▶ _WRITTEN TASK_:
Select every row below that contains the string "each", matching its case exactly, and copy those rows.

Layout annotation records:
....

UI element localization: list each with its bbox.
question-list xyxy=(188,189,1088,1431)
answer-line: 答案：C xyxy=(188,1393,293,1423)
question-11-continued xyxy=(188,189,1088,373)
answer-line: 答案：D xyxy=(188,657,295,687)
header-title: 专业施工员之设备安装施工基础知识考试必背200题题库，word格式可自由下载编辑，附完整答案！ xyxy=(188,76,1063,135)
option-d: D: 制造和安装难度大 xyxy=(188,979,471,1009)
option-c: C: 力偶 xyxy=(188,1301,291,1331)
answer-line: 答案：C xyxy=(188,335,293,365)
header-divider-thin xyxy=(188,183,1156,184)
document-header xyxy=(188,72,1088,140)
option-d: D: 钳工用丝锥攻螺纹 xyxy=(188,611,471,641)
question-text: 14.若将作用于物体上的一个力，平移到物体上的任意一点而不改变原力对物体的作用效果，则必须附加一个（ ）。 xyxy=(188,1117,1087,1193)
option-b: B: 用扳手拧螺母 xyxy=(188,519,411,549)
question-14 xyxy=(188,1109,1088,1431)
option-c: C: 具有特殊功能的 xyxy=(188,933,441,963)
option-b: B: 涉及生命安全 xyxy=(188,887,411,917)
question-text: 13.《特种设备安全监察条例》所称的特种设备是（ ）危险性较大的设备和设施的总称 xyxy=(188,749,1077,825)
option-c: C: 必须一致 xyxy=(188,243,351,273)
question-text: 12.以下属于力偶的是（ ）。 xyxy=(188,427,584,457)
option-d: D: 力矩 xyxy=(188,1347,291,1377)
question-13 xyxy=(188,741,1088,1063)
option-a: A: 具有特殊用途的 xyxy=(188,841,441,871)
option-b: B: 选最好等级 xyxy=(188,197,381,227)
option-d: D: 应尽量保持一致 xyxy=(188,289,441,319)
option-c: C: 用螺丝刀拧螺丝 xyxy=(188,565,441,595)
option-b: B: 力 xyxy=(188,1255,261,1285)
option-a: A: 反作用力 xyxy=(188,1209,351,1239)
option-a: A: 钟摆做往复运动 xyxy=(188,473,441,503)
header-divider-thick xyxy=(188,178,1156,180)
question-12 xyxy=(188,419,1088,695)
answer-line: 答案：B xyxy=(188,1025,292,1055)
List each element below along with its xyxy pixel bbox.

....

▶ _CORRECT ANSWER_:
UI element localization: list each with its bbox.
List each element below along with its xyxy pixel bbox.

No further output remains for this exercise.